_BRIEF_
Give the number of lines that contain the string "Temperature", please, and nothing else.

Records that describe figures:
____

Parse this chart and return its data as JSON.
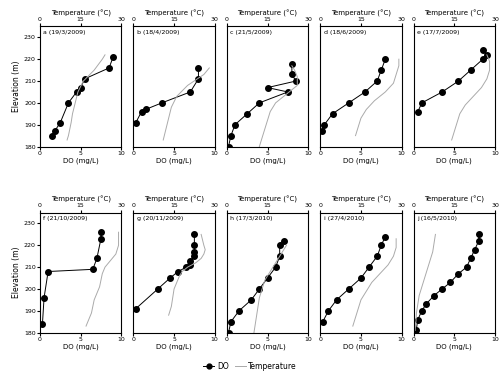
{
  "subplots": [
    {
      "label": "a (19/3/2009)",
      "do_elevation": [
        185,
        187,
        191,
        200,
        205,
        207,
        211,
        216,
        221
      ],
      "do_values": [
        1.5,
        1.8,
        2.5,
        3.5,
        4.5,
        5.0,
        5.5,
        8.5,
        9.0
      ],
      "temp_elevation": [
        183,
        185,
        188,
        191,
        195,
        200,
        205,
        210,
        215,
        220,
        222
      ],
      "temp_values": [
        10,
        10.5,
        11,
        11.5,
        12,
        13,
        14,
        16,
        20,
        23,
        24
      ]
    },
    {
      "label": "b (18/4/2009)",
      "do_elevation": [
        191,
        196,
        197,
        200,
        205,
        211,
        216
      ],
      "do_values": [
        0.3,
        1.0,
        1.5,
        3.5,
        7.0,
        8.0,
        8.0
      ],
      "temp_elevation": [
        183,
        188,
        193,
        198,
        203,
        208,
        213,
        216
      ],
      "temp_values": [
        11,
        12,
        13,
        14,
        16,
        20,
        26,
        28
      ]
    },
    {
      "label": "c (21/5/2009)",
      "do_elevation": [
        180,
        185,
        190,
        195,
        200,
        205,
        207,
        210,
        213,
        218
      ],
      "do_values": [
        0.2,
        0.5,
        1.0,
        2.5,
        4.0,
        7.5,
        5.0,
        8.5,
        8.0,
        8.0
      ],
      "temp_elevation": [
        180,
        184,
        188,
        192,
        196,
        200,
        204,
        208,
        212,
        215,
        217
      ],
      "temp_values": [
        12,
        13,
        14,
        15,
        16,
        18,
        22,
        26,
        26,
        25,
        24
      ]
    },
    {
      "label": "d (18/6/2009)",
      "do_elevation": [
        187,
        190,
        195,
        200,
        205,
        210,
        215,
        220
      ],
      "do_values": [
        0.2,
        0.5,
        1.5,
        3.5,
        5.5,
        7.0,
        7.5,
        8.0
      ],
      "temp_elevation": [
        185,
        189,
        193,
        197,
        201,
        205,
        209,
        213,
        217,
        220
      ],
      "temp_values": [
        13,
        14,
        15,
        17,
        20,
        24,
        27,
        28,
        29,
        29
      ]
    },
    {
      "label": "e (17/7/2009)",
      "do_elevation": [
        196,
        200,
        205,
        210,
        215,
        220,
        222,
        224
      ],
      "do_values": [
        0.5,
        1.0,
        3.5,
        5.5,
        7.0,
        8.5,
        9.0,
        8.5
      ],
      "temp_elevation": [
        183,
        187,
        191,
        195,
        199,
        203,
        207,
        211,
        215,
        219,
        222
      ],
      "temp_values": [
        14,
        15,
        16,
        17,
        19,
        22,
        25,
        27,
        28,
        28,
        27
      ]
    },
    {
      "label": "f (21/10/2009)",
      "do_elevation": [
        184,
        196,
        208,
        209,
        214,
        223,
        226
      ],
      "do_values": [
        0.3,
        0.5,
        1.0,
        6.5,
        7.0,
        7.5,
        7.5
      ],
      "temp_elevation": [
        183,
        186,
        189,
        192,
        195,
        198,
        201,
        204,
        207,
        210,
        213,
        216,
        220,
        226
      ],
      "temp_values": [
        17,
        18,
        19,
        19.5,
        20,
        21,
        22,
        22.5,
        23,
        24,
        26,
        28,
        29,
        29
      ]
    },
    {
      "label": "g (20/11/2009)",
      "do_elevation": [
        191,
        200,
        205,
        208,
        210,
        211,
        213,
        215,
        217,
        220,
        225
      ],
      "do_values": [
        0.3,
        3.0,
        4.5,
        5.5,
        6.5,
        7.0,
        7.0,
        7.5,
        7.5,
        7.5,
        7.5
      ],
      "temp_elevation": [
        188,
        192,
        196,
        200,
        203,
        206,
        208,
        210,
        212,
        214,
        216,
        218,
        220,
        225
      ],
      "temp_values": [
        13,
        14,
        14.5,
        15,
        16,
        17,
        18,
        20,
        23,
        25,
        26,
        26.5,
        26,
        25
      ]
    },
    {
      "label": "h (17/3/2010)",
      "do_elevation": [
        180,
        185,
        190,
        195,
        200,
        205,
        210,
        215,
        220,
        222
      ],
      "do_values": [
        0.2,
        0.5,
        1.5,
        3.0,
        4.0,
        5.0,
        6.0,
        6.5,
        6.5,
        7.0
      ],
      "temp_elevation": [
        180,
        184,
        188,
        192,
        196,
        200,
        204,
        208,
        212,
        216,
        220
      ],
      "temp_values": [
        10,
        10.5,
        11,
        11.5,
        12,
        13,
        14,
        16,
        18,
        20,
        22
      ]
    },
    {
      "label": "i (27/4/2010)",
      "do_elevation": [
        185,
        190,
        195,
        200,
        205,
        210,
        215,
        220,
        224
      ],
      "do_values": [
        0.3,
        1.0,
        2.0,
        3.5,
        5.0,
        6.0,
        7.0,
        7.5,
        8.0
      ],
      "temp_elevation": [
        183,
        187,
        191,
        195,
        199,
        203,
        207,
        211,
        215,
        219,
        223
      ],
      "temp_values": [
        12,
        13,
        14,
        15,
        17,
        19,
        22,
        25,
        27,
        28,
        28
      ]
    },
    {
      "label": "j (16/5/2010)",
      "do_elevation": [
        181,
        186,
        190,
        193,
        197,
        200,
        203,
        207,
        210,
        214,
        218,
        222,
        225
      ],
      "do_values": [
        0.3,
        0.5,
        1.0,
        1.5,
        2.5,
        3.5,
        4.5,
        5.5,
        6.5,
        7.0,
        7.5,
        8.0,
        8.0
      ],
      "temp_elevation": [
        181,
        185,
        189,
        193,
        197,
        201,
        205,
        209,
        213,
        217,
        221,
        225
      ],
      "temp_values": [
        0.5,
        0.8,
        1.0,
        1.5,
        2.0,
        3.0,
        4.0,
        5.0,
        6.0,
        7.0,
        7.5,
        8.0
      ]
    }
  ],
  "ylim": [
    180,
    235
  ],
  "yticks": [
    180,
    190,
    200,
    210,
    220,
    230
  ],
  "do_xlim": [
    0,
    10
  ],
  "do_xticks": [
    0,
    5,
    10
  ],
  "temp_xlim": [
    0,
    30
  ],
  "temp_xticks": [
    0,
    15,
    30
  ],
  "ylabel": "Elevation (m)",
  "xlabel_do": "DO (mg/L)",
  "xlabel_temp": "Temperature (°C)",
  "do_color": "#000000",
  "temp_color": "#aaaaaa",
  "marker": "o",
  "markersize": 4,
  "legend_do": "DO",
  "legend_temp": "Temperature"
}
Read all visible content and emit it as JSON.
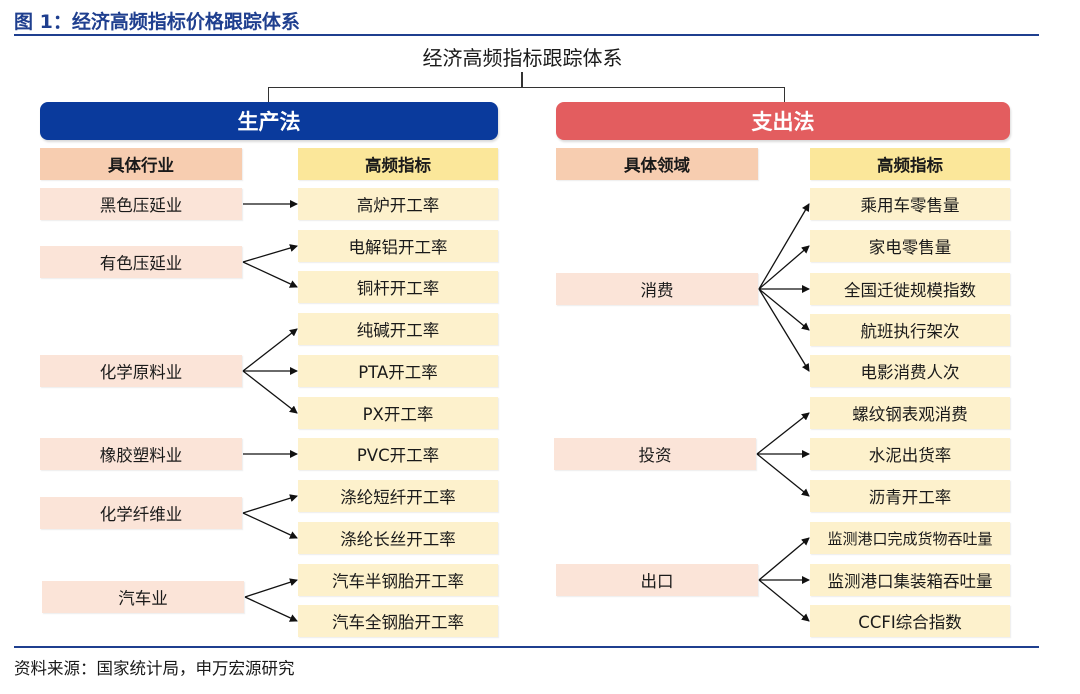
{
  "figure_title": "图 1：经济高频指标价格跟踪体系",
  "main_title": "经济高频指标跟踪体系",
  "source": "资料来源：国家统计局，申万宏源研究",
  "colors": {
    "production_banner": "#0a3a9c",
    "expenditure_banner": "#e35d5f",
    "accent_rule": "#1f3f8f"
  },
  "production": {
    "title": "生产法",
    "left_header": "具体行业",
    "right_header": "高频指标",
    "industries": [
      "黑色压延业",
      "有色压延业",
      "化学原料业",
      "橡胶塑料业",
      "化学纤维业",
      "汽车业"
    ],
    "indicators": [
      "高炉开工率",
      "电解铝开工率",
      "铜杆开工率",
      "纯碱开工率",
      "PTA开工率",
      "PX开工率",
      "PVC开工率",
      "涤纶短纤开工率",
      "涤纶长丝开工率",
      "汽车半钢胎开工率",
      "汽车全钢胎开工率"
    ]
  },
  "expenditure": {
    "title": "支出法",
    "left_header": "具体领域",
    "right_header": "高频指标",
    "areas": [
      "消费",
      "投资",
      "出口"
    ],
    "indicators": [
      "乘用车零售量",
      "家电零售量",
      "全国迁徙规模指数",
      "航班执行架次",
      "电影消费人次",
      "螺纹钢表观消费",
      "水泥出货率",
      "沥青开工率",
      "监测港口完成货物吞吐量",
      "监测港口集装箱吞吐量",
      "CCFI综合指数"
    ]
  }
}
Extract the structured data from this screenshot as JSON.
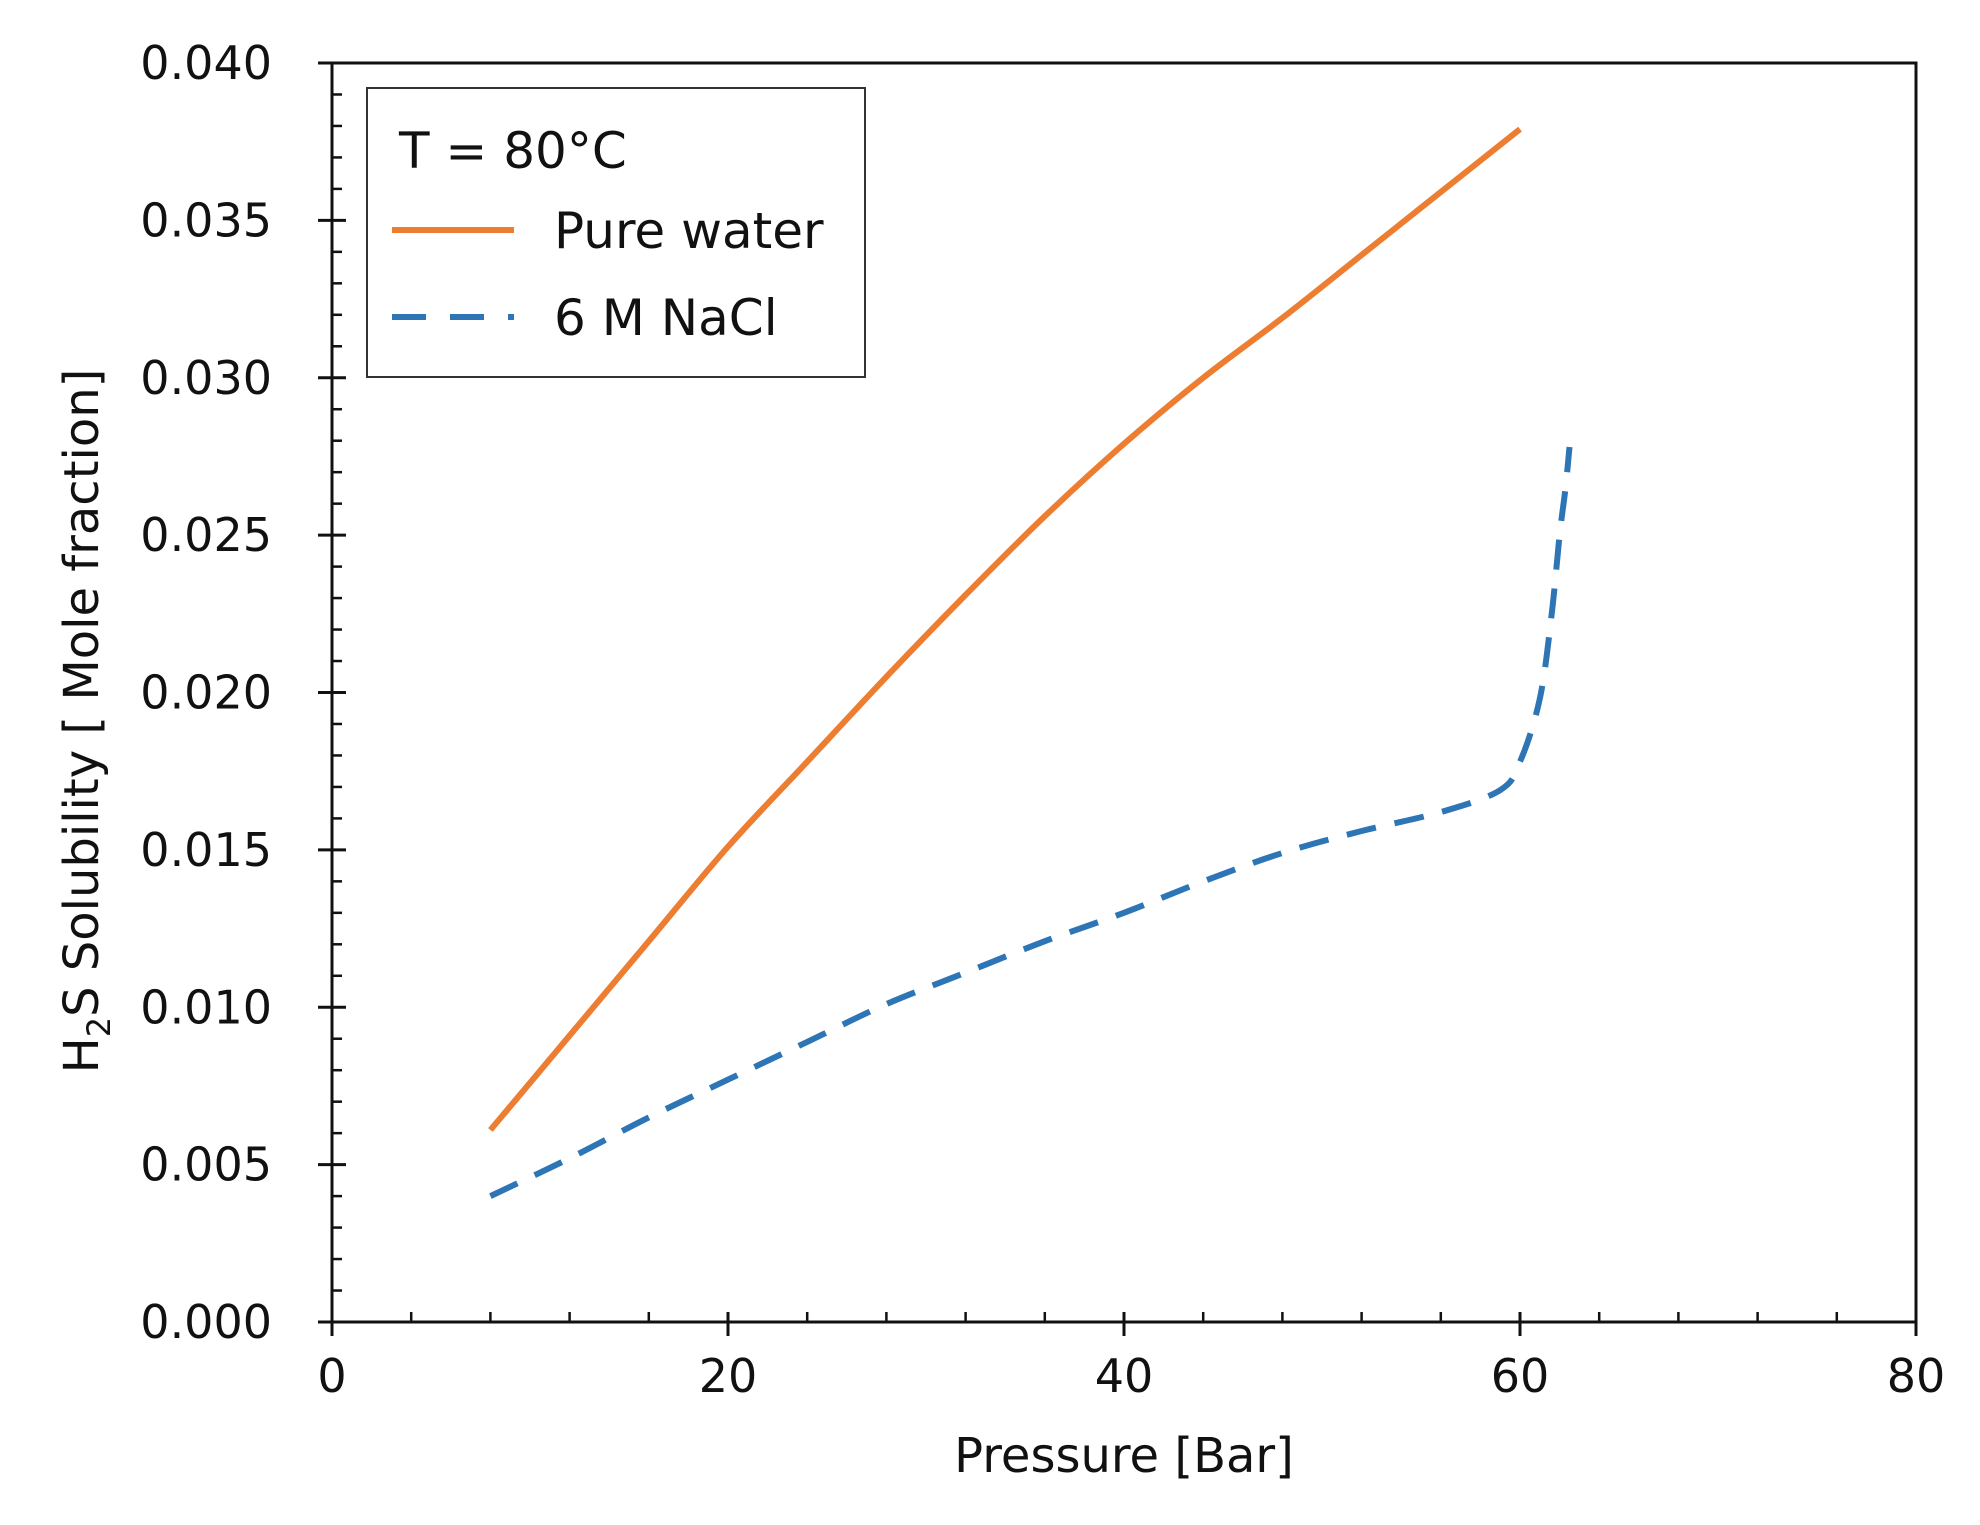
{
  "chart_data": {
    "type": "line",
    "xlabel": "Pressure [Bar]",
    "ylabel": {
      "prefix": "H",
      "subscript": "2",
      "suffix": "S Solubility [ Mole fraction]"
    },
    "xlim": [
      0,
      80
    ],
    "ylim": [
      0,
      0.04
    ],
    "x_ticks": [
      0,
      20,
      40,
      60,
      80
    ],
    "x_tick_labels": [
      "0",
      "20",
      "40",
      "60",
      "80"
    ],
    "x_minor_step": 4,
    "y_ticks": [
      0,
      0.005,
      0.01,
      0.015,
      0.02,
      0.025,
      0.03,
      0.035,
      0.04
    ],
    "y_tick_labels": [
      "0.000",
      "0.005",
      "0.010",
      "0.015",
      "0.020",
      "0.025",
      "0.030",
      "0.035",
      "0.040"
    ],
    "y_minor_step": 0.001,
    "grid": false,
    "legend": {
      "position": "top-left",
      "title": "T = 80°C",
      "entries": [
        "Pure water",
        "6 M NaCl"
      ]
    },
    "series": [
      {
        "name": "Pure water",
        "color": "#ED7D31",
        "dash": "solid",
        "x": [
          8,
          12,
          16,
          20,
          24,
          28,
          32,
          36,
          40,
          44,
          48,
          52,
          56,
          60
        ],
        "y": [
          0.0061,
          0.0091,
          0.0121,
          0.0151,
          0.0178,
          0.0205,
          0.0231,
          0.0256,
          0.0279,
          0.03,
          0.0319,
          0.0339,
          0.0359,
          0.0379
        ]
      },
      {
        "name": "6 M NaCl",
        "color": "#2E75B6",
        "dash": "dashed",
        "x": [
          8,
          12,
          16,
          20,
          24,
          28,
          32,
          36,
          40,
          44,
          48,
          52,
          56,
          59,
          60,
          61,
          61.6,
          62,
          62.3,
          62.5
        ],
        "y": [
          0.004,
          0.0052,
          0.0065,
          0.0077,
          0.0089,
          0.0101,
          0.0111,
          0.0121,
          0.013,
          0.014,
          0.0149,
          0.0156,
          0.0162,
          0.0169,
          0.0178,
          0.0198,
          0.0225,
          0.025,
          0.0265,
          0.0278
        ]
      }
    ]
  }
}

____

_REPLY_
2